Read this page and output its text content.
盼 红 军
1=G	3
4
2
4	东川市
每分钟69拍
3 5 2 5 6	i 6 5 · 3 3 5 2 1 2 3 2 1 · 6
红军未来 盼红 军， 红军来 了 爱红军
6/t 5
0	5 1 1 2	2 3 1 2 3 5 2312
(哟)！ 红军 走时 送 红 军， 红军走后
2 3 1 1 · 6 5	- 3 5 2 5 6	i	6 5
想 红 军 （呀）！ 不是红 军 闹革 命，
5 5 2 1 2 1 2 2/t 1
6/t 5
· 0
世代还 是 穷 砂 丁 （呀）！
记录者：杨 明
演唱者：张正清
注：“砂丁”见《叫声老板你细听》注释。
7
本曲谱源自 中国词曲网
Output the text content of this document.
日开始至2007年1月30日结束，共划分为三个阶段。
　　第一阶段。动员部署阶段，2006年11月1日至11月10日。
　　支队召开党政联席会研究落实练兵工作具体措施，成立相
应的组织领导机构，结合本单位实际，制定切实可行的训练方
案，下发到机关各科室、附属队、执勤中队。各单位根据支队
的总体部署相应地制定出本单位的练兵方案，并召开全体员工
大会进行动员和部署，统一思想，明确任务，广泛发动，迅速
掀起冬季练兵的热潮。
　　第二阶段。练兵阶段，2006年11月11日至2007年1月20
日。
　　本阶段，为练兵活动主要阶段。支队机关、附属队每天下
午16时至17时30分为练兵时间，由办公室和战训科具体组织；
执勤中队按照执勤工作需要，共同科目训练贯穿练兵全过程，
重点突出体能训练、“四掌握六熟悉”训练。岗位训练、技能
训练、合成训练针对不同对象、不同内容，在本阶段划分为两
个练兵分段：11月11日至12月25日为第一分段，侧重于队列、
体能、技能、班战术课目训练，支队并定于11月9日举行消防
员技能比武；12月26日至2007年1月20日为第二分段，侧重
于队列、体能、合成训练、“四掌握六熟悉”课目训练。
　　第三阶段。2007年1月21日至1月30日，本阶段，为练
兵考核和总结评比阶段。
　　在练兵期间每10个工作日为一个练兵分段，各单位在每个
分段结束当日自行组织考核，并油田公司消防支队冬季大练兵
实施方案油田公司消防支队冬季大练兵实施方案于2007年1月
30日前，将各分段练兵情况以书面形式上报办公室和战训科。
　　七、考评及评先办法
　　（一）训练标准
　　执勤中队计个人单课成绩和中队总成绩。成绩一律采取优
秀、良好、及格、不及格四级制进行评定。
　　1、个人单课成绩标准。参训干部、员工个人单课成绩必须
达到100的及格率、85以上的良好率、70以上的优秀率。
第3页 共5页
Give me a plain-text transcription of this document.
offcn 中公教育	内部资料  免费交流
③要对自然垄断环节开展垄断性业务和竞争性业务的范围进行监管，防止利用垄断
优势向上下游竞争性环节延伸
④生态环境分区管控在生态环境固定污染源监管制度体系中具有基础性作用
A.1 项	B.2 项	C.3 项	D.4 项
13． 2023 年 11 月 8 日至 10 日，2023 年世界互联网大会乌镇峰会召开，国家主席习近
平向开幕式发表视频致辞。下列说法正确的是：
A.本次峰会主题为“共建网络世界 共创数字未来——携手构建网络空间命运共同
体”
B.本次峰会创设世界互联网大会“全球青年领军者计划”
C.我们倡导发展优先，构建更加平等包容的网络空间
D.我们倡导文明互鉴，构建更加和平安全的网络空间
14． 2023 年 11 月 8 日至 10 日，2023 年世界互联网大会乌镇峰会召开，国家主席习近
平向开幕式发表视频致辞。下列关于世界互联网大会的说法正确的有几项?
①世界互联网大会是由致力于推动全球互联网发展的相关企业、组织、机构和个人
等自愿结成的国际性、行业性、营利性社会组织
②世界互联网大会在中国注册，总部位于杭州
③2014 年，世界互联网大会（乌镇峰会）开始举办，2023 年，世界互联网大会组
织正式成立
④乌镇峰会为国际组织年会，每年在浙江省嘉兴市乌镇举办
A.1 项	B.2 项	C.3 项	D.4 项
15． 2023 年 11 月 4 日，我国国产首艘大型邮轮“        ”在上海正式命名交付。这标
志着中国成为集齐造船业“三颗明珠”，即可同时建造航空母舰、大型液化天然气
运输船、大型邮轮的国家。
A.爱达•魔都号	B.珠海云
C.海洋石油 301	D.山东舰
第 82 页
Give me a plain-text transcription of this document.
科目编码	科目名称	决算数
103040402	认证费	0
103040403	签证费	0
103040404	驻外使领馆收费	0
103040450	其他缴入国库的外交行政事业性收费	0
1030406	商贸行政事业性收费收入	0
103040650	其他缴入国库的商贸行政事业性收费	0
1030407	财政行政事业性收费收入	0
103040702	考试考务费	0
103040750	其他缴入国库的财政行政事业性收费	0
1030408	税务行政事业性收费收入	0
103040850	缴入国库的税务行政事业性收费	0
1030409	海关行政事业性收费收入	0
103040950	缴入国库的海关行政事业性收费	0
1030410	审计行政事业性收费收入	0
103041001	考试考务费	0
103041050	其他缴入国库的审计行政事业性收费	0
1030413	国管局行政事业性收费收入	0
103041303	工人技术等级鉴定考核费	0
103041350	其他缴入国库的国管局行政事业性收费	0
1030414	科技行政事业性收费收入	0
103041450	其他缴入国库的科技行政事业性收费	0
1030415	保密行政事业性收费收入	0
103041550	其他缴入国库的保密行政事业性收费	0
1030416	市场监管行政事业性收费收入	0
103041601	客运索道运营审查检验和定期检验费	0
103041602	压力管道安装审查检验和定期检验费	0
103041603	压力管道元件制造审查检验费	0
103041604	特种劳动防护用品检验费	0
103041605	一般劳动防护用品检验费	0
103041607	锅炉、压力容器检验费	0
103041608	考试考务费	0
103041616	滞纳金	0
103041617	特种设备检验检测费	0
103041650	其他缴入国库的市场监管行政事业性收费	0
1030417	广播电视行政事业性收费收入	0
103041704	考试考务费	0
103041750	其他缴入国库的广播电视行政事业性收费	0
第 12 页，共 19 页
----
Copy out all of the lines above exactly.

**SOLUTION FOR THIS PROBLEM**
Read this page and output its text content.
盼 红 军
1=G	3
4
2
4	东川市
每分钟69拍
3 5 2 5 6	i 6 5 · 3 3 5 2 1 2 3 2 1 · 6
红军未来 盼红 军， 红军来 了 爱红军
6/t 5
0	5 1 1 2	2 3 1 2 3 5 2312
(哟)！ 红军 走时 送 红 军， 红军走后
2 3 1 1 · 6 5	- 3 5 2 5 6	i	6 5
想 红 军 （呀）！ 不是红 军 闹革 命，
5 5 2 1 2 1 2 2/t 1
6/t 5
· 0
世代还 是 穷 砂 丁 （呀）！
记录者：杨 明
演唱者：张正清
注：“砂丁”见《叫声老板你细听》注释。
7
本曲谱源自 中国词曲网
Output the text content of this document.
日开始至2007年1月30日结束，共划分为三个阶段。
　　第一阶段。动员部署阶段，2006年11月1日至11月10日。
　　支队召开党政联席会研究落实练兵工作具体措施，成立相
应的组织领导机构，结合本单位实际，制定切实可行的训练方
案，下发到机关各科室、附属队、执勤中队。各单位根据支队
的总体部署相应地制定出本单位的练兵方案，并召开全体员工
大会进行动员和部署，统一思想，明确任务，广泛发动，迅速
掀起冬季练兵的热潮。
　　第二阶段。练兵阶段，2006年11月11日至2007年1月20
日。
　　本阶段，为练兵活动主要阶段。支队机关、附属队每天下
午16时至17时30分为练兵时间，由办公室和战训科具体组织；
执勤中队按照执勤工作需要，共同科目训练贯穿练兵全过程，
重点突出体能训练、“四掌握六熟悉”训练。岗位训练、技能
训练、合成训练针对不同对象、不同内容，在本阶段划分为两
个练兵分段：11月11日至12月25日为第一分段，侧重于队列、
体能、技能、班战术课目训练，支队并定于11月9日举行消防
员技能比武；12月26日至2007年1月20日为第二分段，侧重
于队列、体能、合成训练、“四掌握六熟悉”课目训练。
　　第三阶段。2007年1月21日至1月30日，本阶段，为练
兵考核和总结评比阶段。
　　在练兵期间每10个工作日为一个练兵分段，各单位在每个
分段结束当日自行组织考核，并油田公司消防支队冬季大练兵
实施方案油田公司消防支队冬季大练兵实施方案于2007年1月
30日前，将各分段练兵情况以书面形式上报办公室和战训科。
　　七、考评及评先办法
　　（一）训练标准
　　执勤中队计个人单课成绩和中队总成绩。成绩一律采取优
秀、良好、及格、不及格四级制进行评定。
　　1、个人单课成绩标准。参训干部、员工个人单课成绩必须
达到100的及格率、85以上的良好率、70以上的优秀率。
第3页 共5页
Give me a plain-text transcription of this document.
offcn 中公教育	内部资料  免费交流
③要对自然垄断环节开展垄断性业务和竞争性业务的范围进行监管，防止利用垄断
优势向上下游竞争性环节延伸
④生态环境分区管控在生态环境固定污染源监管制度体系中具有基础性作用
A.1 项	B.2 项	C.3 项	D.4 项
13． 2023 年 11 月 8 日至 10 日，2023 年世界互联网大会乌镇峰会召开，国家主席习近
平向开幕式发表视频致辞。下列说法正确的是：
A.本次峰会主题为“共建网络世界 共创数字未来——携手构建网络空间命运共同
体”
B.本次峰会创设世界互联网大会“全球青年领军者计划”
C.我们倡导发展优先，构建更加平等包容的网络空间
D.我们倡导文明互鉴，构建更加和平安全的网络空间
14． 2023 年 11 月 8 日至 10 日，2023 年世界互联网大会乌镇峰会召开，国家主席习近
平向开幕式发表视频致辞。下列关于世界互联网大会的说法正确的有几项?
①世界互联网大会是由致力于推动全球互联网发展的相关企业、组织、机构和个人
等自愿结成的国际性、行业性、营利性社会组织
②世界互联网大会在中国注册，总部位于杭州
③2014 年，世界互联网大会（乌镇峰会）开始举办，2023 年，世界互联网大会组
织正式成立
④乌镇峰会为国际组织年会，每年在浙江省嘉兴市乌镇举办
A.1 项	B.2 项	C.3 项	D.4 项
15． 2023 年 11 月 4 日，我国国产首艘大型邮轮“        ”在上海正式命名交付。这标
志着中国成为集齐造船业“三颗明珠”，即可同时建造航空母舰、大型液化天然气
运输船、大型邮轮的国家。
A.爱达•魔都号	B.珠海云
C.海洋石油 301	D.山东舰
第 82 页
Give me a plain-text transcription of this document.
科目编码	科目名称	决算数
103040402	认证费	0
103040403	签证费	0
103040404	驻外使领馆收费	0
103040450	其他缴入国库的外交行政事业性收费	0
1030406	商贸行政事业性收费收入	0
103040650	其他缴入国库的商贸行政事业性收费	0
1030407	财政行政事业性收费收入	0
103040702	考试考务费	0
103040750	其他缴入国库的财政行政事业性收费	0
1030408	税务行政事业性收费收入	0
103040850	缴入国库的税务行政事业性收费	0
1030409	海关行政事业性收费收入	0
103040950	缴入国库的海关行政事业性收费	0
1030410	审计行政事业性收费收入	0
103041001	考试考务费	0
103041050	其他缴入国库的审计行政事业性收费	0
1030413	国管局行政事业性收费收入	0
103041303	工人技术等级鉴定考核费	0
103041350	其他缴入国库的国管局行政事业性收费	0
1030414	科技行政事业性收费收入	0
103041450	其他缴入国库的科技行政事业性收费	0
1030415	保密行政事业性收费收入	0
103041550	其他缴入国库的保密行政事业性收费	0
1030416	市场监管行政事业性收费收入	0
103041601	客运索道运营审查检验和定期检验费	0
103041602	压力管道安装审查检验和定期检验费	0
103041603	压力管道元件制造审查检验费	0
103041604	特种劳动防护用品检验费	0
103041605	一般劳动防护用品检验费	0
103041607	锅炉、压力容器检验费	0
103041608	考试考务费	0
103041616	滞纳金	0
103041617	特种设备检验检测费	0
103041650	其他缴入国库的市场监管行政事业性收费	0
1030417	广播电视行政事业性收费收入	0
103041704	考试考务费	0
103041750	其他缴入国库的广播电视行政事业性收费	0
第 12 页，共 19 页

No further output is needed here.